WHAT THE TASK ASKS: Work out how many lines in the listing below contain the string "menu". Reply with the number alone.

[Layout region listing]
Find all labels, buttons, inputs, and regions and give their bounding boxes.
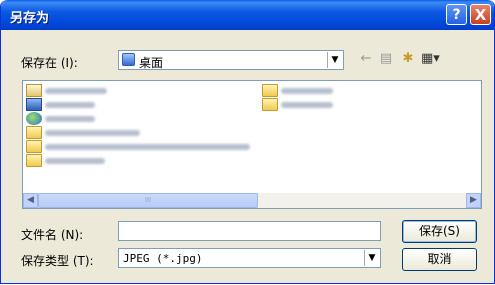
folder-icon: [26, 154, 42, 167]
chevron-down-icon[interactable]: ▼: [327, 52, 342, 68]
documents-icon: [26, 84, 42, 97]
list-item[interactable]: [26, 98, 141, 112]
horizontal-scrollbar[interactable]: ◀ III ▶: [23, 193, 481, 208]
list-item[interactable]: [26, 154, 141, 168]
list-item[interactable]: [262, 84, 377, 98]
scroll-thumb[interactable]: III: [38, 193, 258, 208]
scroll-right-icon[interactable]: ▶: [466, 193, 481, 208]
back-arrow-icon[interactable]: ←: [357, 50, 375, 68]
file-type-combo[interactable]: JPEG (*.jpg) ▼: [118, 248, 381, 268]
file-name-label: 文件名 (N):: [21, 228, 84, 242]
list-item[interactable]: [262, 98, 377, 112]
view-menu-icon[interactable]: ▦▾: [421, 50, 440, 68]
file-name-input[interactable]: [118, 221, 381, 241]
list-item[interactable]: [26, 112, 141, 126]
scroll-left-icon[interactable]: ◀: [23, 193, 38, 208]
window-title: 另存为: [10, 11, 50, 26]
help-button[interactable]: ?: [446, 4, 467, 25]
up-folder-icon[interactable]: ▤: [377, 50, 395, 68]
folder-icon: [26, 140, 42, 153]
chevron-down-icon[interactable]: ▼: [364, 250, 379, 266]
desktop-icon: [122, 53, 135, 66]
save-in-value: 桌面: [139, 56, 164, 70]
list-item[interactable]: [26, 84, 141, 98]
cancel-button[interactable]: 取消: [402, 248, 477, 271]
folder-icon: [262, 84, 278, 97]
folder-icon: [262, 98, 278, 111]
save-in-combo[interactable]: 桌面 ▼: [118, 50, 344, 70]
save-button[interactable]: 保存(S): [402, 220, 477, 243]
close-button[interactable]: X: [470, 4, 491, 25]
save-as-dialog: 另存为 ? X 保存在 (I): 桌面 ▼ ← ▤ ✱ ▦▾ ◀ III ▶ 文…: [0, 0, 495, 284]
folder-icon: [26, 126, 42, 139]
file-type-value: JPEG (*.jpg): [123, 252, 203, 265]
file-type-label: 保存类型 (T):: [21, 254, 94, 268]
file-list[interactable]: ◀ III ▶: [22, 80, 482, 209]
list-item[interactable]: [26, 126, 141, 140]
list-item[interactable]: [26, 140, 261, 154]
network-icon: [26, 112, 42, 125]
title-bar[interactable]: 另存为 ? X: [1, 0, 494, 30]
new-folder-icon[interactable]: ✱: [399, 50, 417, 68]
save-in-label: 保存在 (I):: [21, 56, 78, 70]
computer-icon: [26, 98, 42, 111]
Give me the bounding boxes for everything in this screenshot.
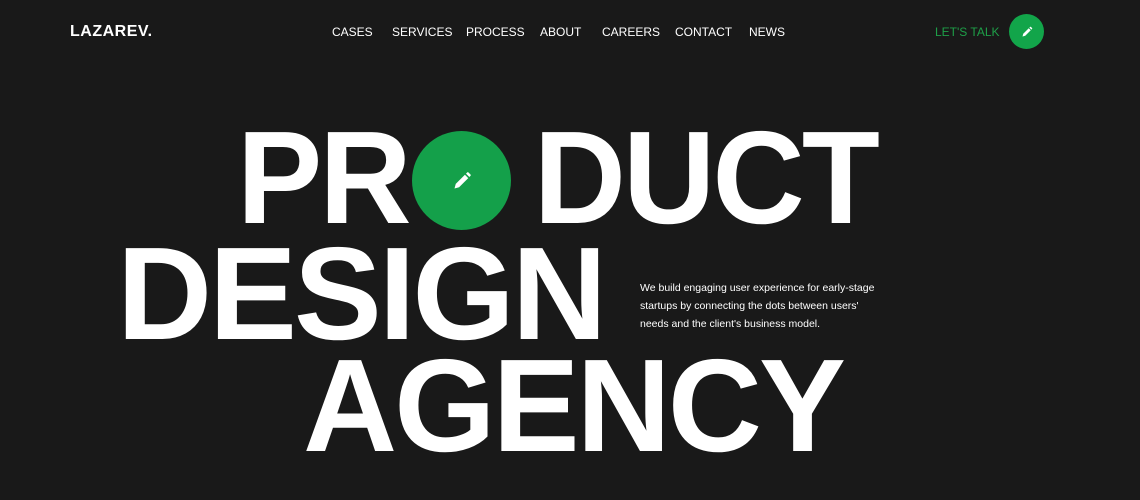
nav-item-contact[interactable]: CONTACT: [675, 24, 732, 40]
pencil-icon: [454, 171, 471, 188]
nav-item-about[interactable]: ABOUT: [540, 24, 581, 40]
nav-item-services[interactable]: SERVICES: [392, 24, 452, 40]
nav-item-process[interactable]: PROCESS: [466, 24, 525, 40]
nav-item-cases[interactable]: CASES: [332, 24, 373, 40]
lets-talk-button[interactable]: [1009, 14, 1044, 49]
pencil-icon: [1022, 26, 1032, 36]
hero-green-circle[interactable]: [412, 131, 511, 230]
hero-description: We build engaging user experience for ea…: [640, 281, 875, 330]
lets-talk-link[interactable]: LET'S TALK: [935, 24, 1000, 40]
nav-item-careers[interactable]: CAREERS: [602, 24, 660, 40]
nav-item-news[interactable]: NEWS: [749, 24, 785, 40]
hero-headline-line-3: AGENCY: [303, 332, 846, 479]
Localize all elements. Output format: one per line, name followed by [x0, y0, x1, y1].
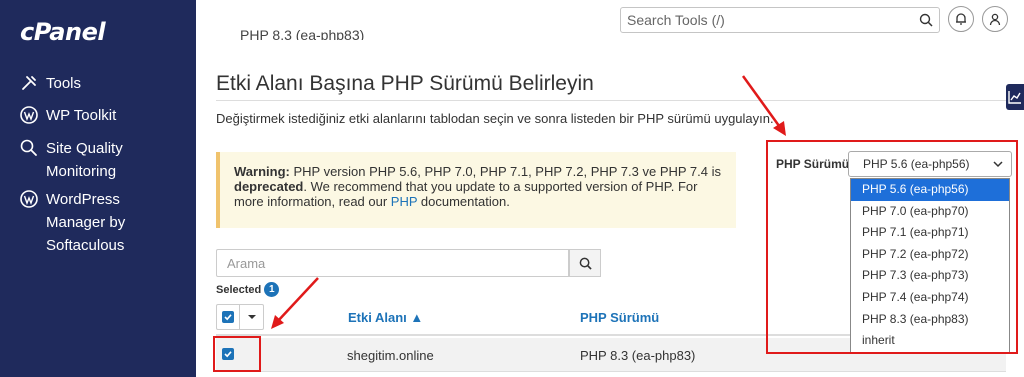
sidebar-item-wordpress-manager[interactable]: WordPress Manager by Softaculous	[20, 188, 125, 257]
sidebar-item-label: WordPress Manager by Softaculous	[46, 191, 126, 254]
wordpress-icon	[20, 106, 38, 124]
magnifier-icon	[20, 139, 37, 156]
warning-text: PHP version PHP 5.6, PHP 7.0, PHP 7.1, P…	[289, 164, 722, 179]
row-php-version: PHP 8.3 (ea-php83)	[580, 348, 696, 363]
select-options-dropdown[interactable]	[240, 305, 263, 329]
column-php-version[interactable]: PHP Sürümü	[580, 310, 659, 325]
sidebar-item-site-quality-monitoring[interactable]: Site Quality Monitoring	[20, 137, 123, 183]
wordpress-icon	[20, 190, 38, 208]
php-docs-link[interactable]: PHP	[391, 194, 418, 209]
domain-search-button[interactable]	[569, 249, 601, 277]
page-description: Değiştirmek istediğiniz etki alanlarını …	[216, 111, 774, 126]
checkbox-checked-icon	[222, 311, 234, 323]
sidebar-item-label: WP Toolkit	[46, 107, 117, 124]
annotation-box-row-checkbox	[213, 336, 261, 372]
search-icon	[919, 13, 933, 27]
deprecation-warning: Warning: PHP version PHP 5.6, PHP 7.0, P…	[216, 152, 736, 228]
sidebar-item-wp-toolkit[interactable]: WP Toolkit	[20, 104, 116, 127]
notifications-button[interactable]	[948, 6, 974, 32]
annotation-box-php-select	[766, 140, 1018, 354]
cpanel-logo[interactable]: cPanel	[20, 18, 106, 46]
sidebar-item-label: Tools	[46, 75, 82, 92]
search-tools-input[interactable]: Search Tools (/)	[620, 7, 940, 33]
warning-deprecated: deprecated	[234, 179, 304, 194]
previous-section-text: PHP 8.3 (ea-php83)	[240, 28, 365, 40]
chart-icon	[1008, 91, 1021, 104]
bell-icon	[956, 13, 966, 25]
user-menu-button[interactable]	[982, 6, 1008, 32]
selected-label: Selected	[216, 283, 262, 296]
row-domain: shegitim.online	[347, 348, 434, 363]
search-tools-placeholder: Search Tools (/)	[627, 12, 725, 28]
selected-count: Selected 1	[216, 282, 280, 297]
domain-search-input[interactable]	[216, 249, 569, 277]
sidebar-item-tools[interactable]: Tools	[20, 72, 81, 95]
select-all-checkbox[interactable]	[217, 305, 241, 329]
title-divider	[216, 100, 1006, 101]
selected-badge: 1	[264, 282, 280, 297]
annotation-arrowhead-icon	[773, 121, 786, 136]
stats-tab[interactable]	[1006, 84, 1024, 110]
tools-icon	[22, 76, 36, 90]
warning-label: Warning:	[234, 164, 290, 179]
warning-text: documentation.	[417, 194, 510, 209]
select-all-control[interactable]	[216, 304, 264, 330]
search-icon	[579, 257, 592, 270]
column-domain[interactable]: Etki Alanı ▲	[348, 310, 423, 325]
caret-down-icon	[247, 315, 256, 319]
sidebar: cPanel Tools WP Toolkit Site Quality Mon…	[0, 0, 196, 377]
sidebar-item-label: Site Quality Monitoring	[46, 140, 123, 180]
page-title: Etki Alanı Başına PHP Sürümü Belirleyin	[216, 72, 594, 95]
user-icon	[989, 13, 1001, 26]
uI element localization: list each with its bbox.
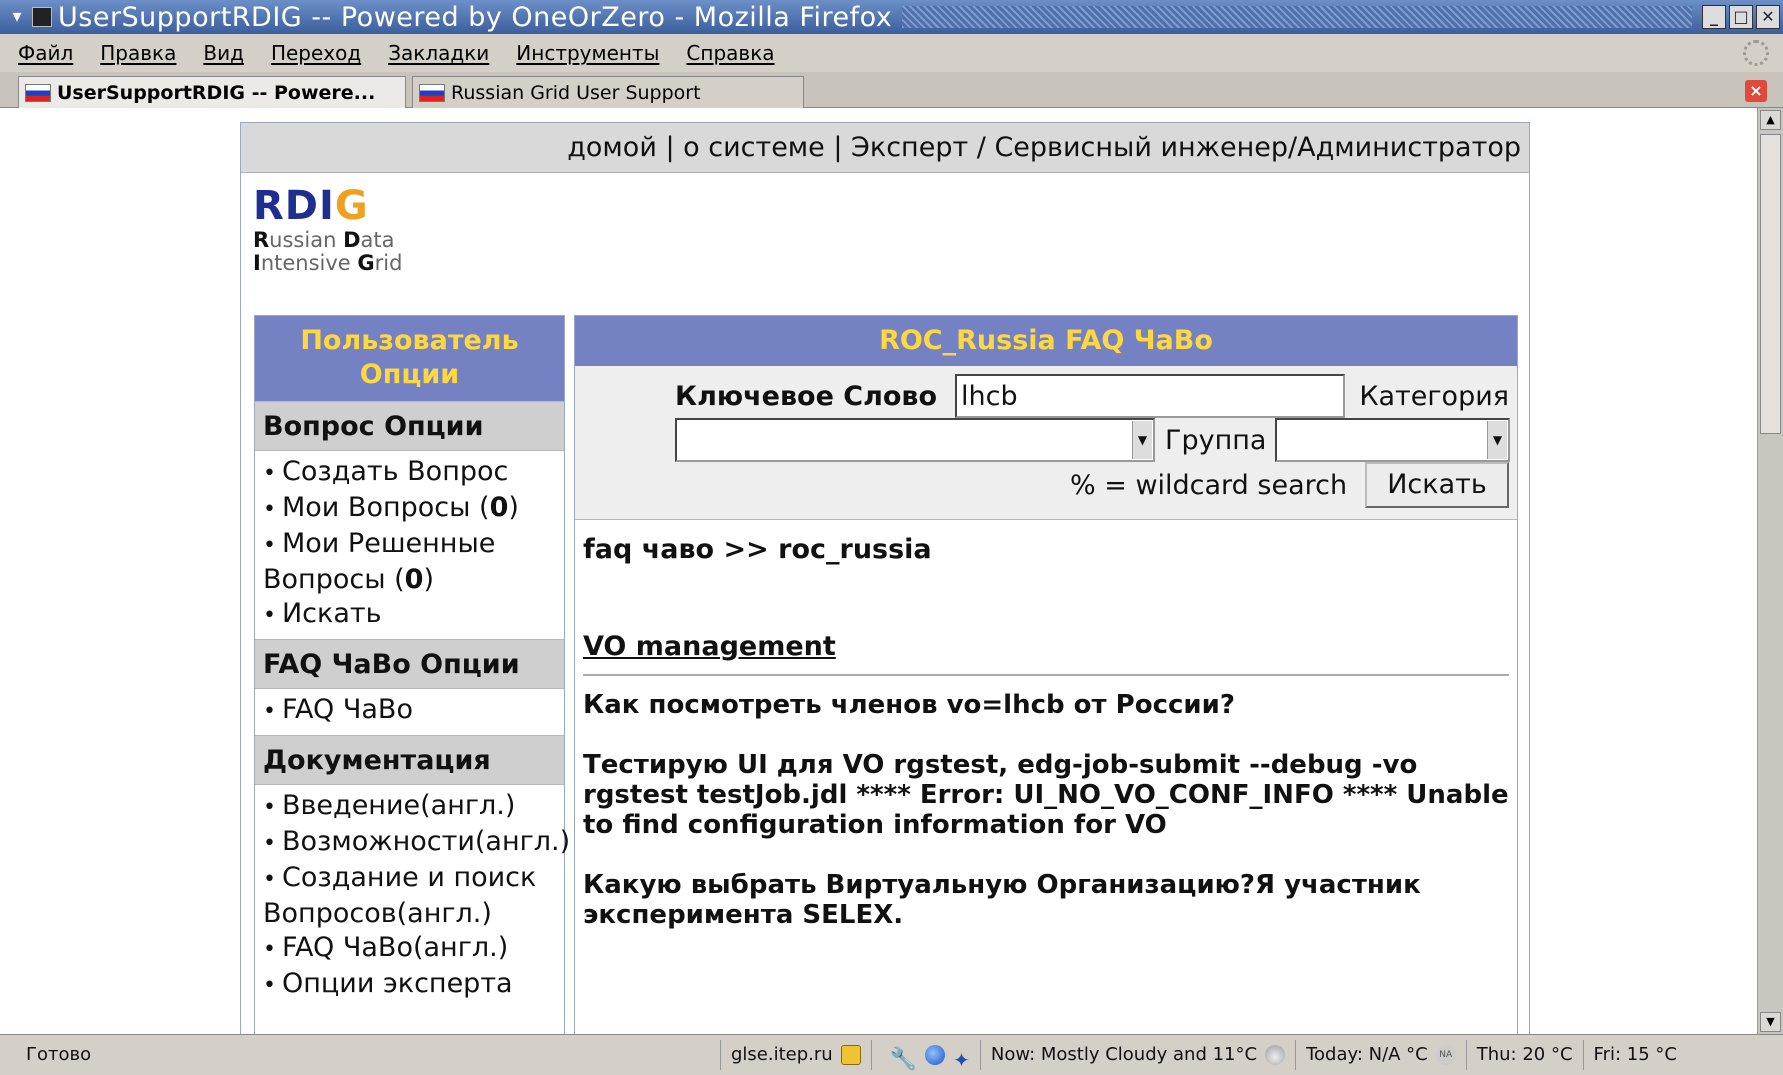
weather-thu[interactable]: Thu: 20 °C [1465,1039,1583,1070]
menu-bookmarks[interactable]: Закладки [388,41,489,65]
divider [583,674,1509,676]
sidebar-item-faq[interactable]: FAQ ЧаВо [263,693,560,729]
menu-edit[interactable]: Правка [100,41,176,65]
sidebar-item-features[interactable]: Возможности(англ.) [263,825,570,861]
group-select[interactable]: ▼ [1275,418,1510,462]
scroll-up-icon[interactable]: ▲ [1760,110,1781,130]
chevron-down-icon[interactable]: ▼ [1132,421,1152,459]
close-window-icon[interactable]: ✕ [1756,5,1780,29]
tab-label: UserSupportRDIG -- Powere... [57,81,376,104]
logo-subtitle: Russian Data Intensive Grid [253,228,403,275]
menu-view[interactable]: Вид [203,41,244,65]
host-cell: glse.itep.ru [720,1039,871,1070]
vertical-scrollbar[interactable]: ▲ ▼ [1757,108,1783,1034]
sidebar-item-introduction[interactable]: Введение(англ.) [263,789,560,825]
extension-icons: 🔧 ✦ [870,1039,980,1072]
main-header: ROC_Russia FAQ ЧаВо [575,316,1517,366]
cloud-icon [1265,1044,1286,1065]
vo-management-link[interactable]: VO management [583,631,836,662]
page-container: домой | о системе | Эксперт / Сервисный … [240,122,1530,1034]
keyword-input[interactable] [955,374,1345,418]
lock-icon[interactable] [840,1044,861,1065]
faq-options-list: FAQ ЧаВо [255,689,564,735]
sidebar-header: Пользователь Опции [255,316,564,401]
app-icon [32,7,52,27]
weather-fri[interactable]: Fri: 15 °C [1582,1039,1687,1070]
faq-content: faq чаво >> roc_russia VO management Как… [575,520,1517,930]
weather-now[interactable]: Now: Mostly Cloudy and 11°C [979,1039,1295,1070]
tab-label: Russian Grid User Support [451,81,701,104]
group-label: Группа [1165,425,1267,456]
menu-bar: Файл Правка Вид Переход Закладки Инструм… [0,34,1783,72]
window-menu-icon[interactable]: ▾ [6,6,28,28]
faq-main-panel: ROC_Russia FAQ ЧаВо Ключевое Слово Катег… [574,315,1518,1034]
sidebar-item-my-solved-questions[interactable]: Мои Решенные Вопросы (0) [263,527,560,597]
weather-today[interactable]: Today: N/A °C NA [1295,1039,1466,1070]
documentation-list: Введение(англ.) Возможности(англ.) Созда… [255,785,570,1009]
category-select[interactable]: ▼ [675,418,1155,462]
satellite-icon[interactable]: ✦ [953,1045,970,1072]
minimize-icon[interactable]: _ [1702,5,1726,29]
menu-file[interactable]: Файл [18,41,73,65]
host-name: glse.itep.ru [731,1043,833,1065]
faq-question-item[interactable]: Как посмотреть членов vo=lhcb от России? [583,690,1509,720]
russia-flag-icon [419,83,445,102]
rdig-logo: RDIG Russian Data Intensive Grid [253,183,433,283]
sidebar-item-create-question[interactable]: Создать Вопрос [263,455,560,491]
sidebar-section-question-options: Вопрос Опции [255,401,564,451]
keyword-label: Ключевое Слово [675,381,938,412]
faq-question-item[interactable]: Тестирую UI для VO rgstest, edg-job-subm… [583,750,1509,840]
sidebar-section-faq-options: FAQ ЧаВо Опции [255,639,564,689]
status-text: Готово [26,1043,92,1065]
window-titlebar: ▾ UserSupportRDIG -- Powered by OneOrZer… [0,0,1783,34]
menu-help[interactable]: Справка [686,41,774,65]
page-viewport: домой | о системе | Эксперт / Сервисный … [0,108,1757,1034]
logo-mark: RDIG [253,183,369,229]
sidebar-item-faq-english[interactable]: FAQ ЧаВо(англ.) [263,931,560,967]
sidebar-item-expert-options[interactable]: Опции эксперта [263,967,560,1003]
tab-usersupport[interactable]: UserSupportRDIG -- Powere... [18,76,406,108]
top-navigation: домой | о системе | Эксперт / Сервисный … [241,123,1529,173]
close-tab-icon[interactable]: × [1745,80,1767,102]
category-label: Категория [1359,381,1509,412]
wrench-icon[interactable]: 🔧 [890,1045,917,1072]
search-button[interactable]: Искать [1365,462,1509,508]
sidebar-item-my-questions[interactable]: Мои Вопросы (0) [263,491,560,527]
sidebar-item-create-search-questions[interactable]: Создание и поиск Вопросов(англ.) [263,861,560,931]
window-title: UserSupportRDIG -- Powered by OneOrZero … [58,1,893,33]
question-options-list: Создать Вопрос Мои Вопросы (0) Мои Решен… [255,451,564,639]
tab-russian-grid[interactable]: Russian Grid User Support [412,76,804,108]
faq-question-item[interactable]: Какую выбрать Виртуальную Организацию?Я … [583,870,1509,930]
menu-go[interactable]: Переход [271,41,361,65]
scroll-thumb[interactable] [1760,134,1781,434]
tab-bar: UserSupportRDIG -- Powere... Russian Gri… [0,72,1783,108]
russia-flag-icon [25,83,51,102]
titlebar-fill [902,6,1692,28]
faq-search-form: Ключевое Слово Категория ▼ Группа ▼ % = … [575,366,1517,520]
sidebar-section-documentation: Документация [255,735,564,785]
menu-tools[interactable]: Инструменты [516,41,659,65]
na-weather-icon: NA [1435,1044,1456,1065]
sidebar-item-search[interactable]: Искать [263,597,560,633]
chevron-down-icon[interactable]: ▼ [1487,421,1507,459]
scroll-down-icon[interactable]: ▼ [1760,1012,1781,1032]
throbber-icon [1743,40,1769,66]
status-bar: Готово glse.itep.ru 🔧 ✦ Now: Mostly Clou… [0,1034,1783,1074]
maximize-icon[interactable]: □ [1729,5,1753,29]
top-nav-links[interactable]: домой | о системе | Эксперт / Сервисный … [567,132,1521,163]
globe-icon[interactable] [925,1044,946,1065]
user-options-sidebar: Пользователь Опции Вопрос Опции Создать … [254,315,570,1034]
wildcard-hint: % = wildcard search [1070,470,1348,501]
breadcrumb: faq чаво >> roc_russia [583,534,932,565]
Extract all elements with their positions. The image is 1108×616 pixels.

OUTPUT FOR THIS EXERCISE: 11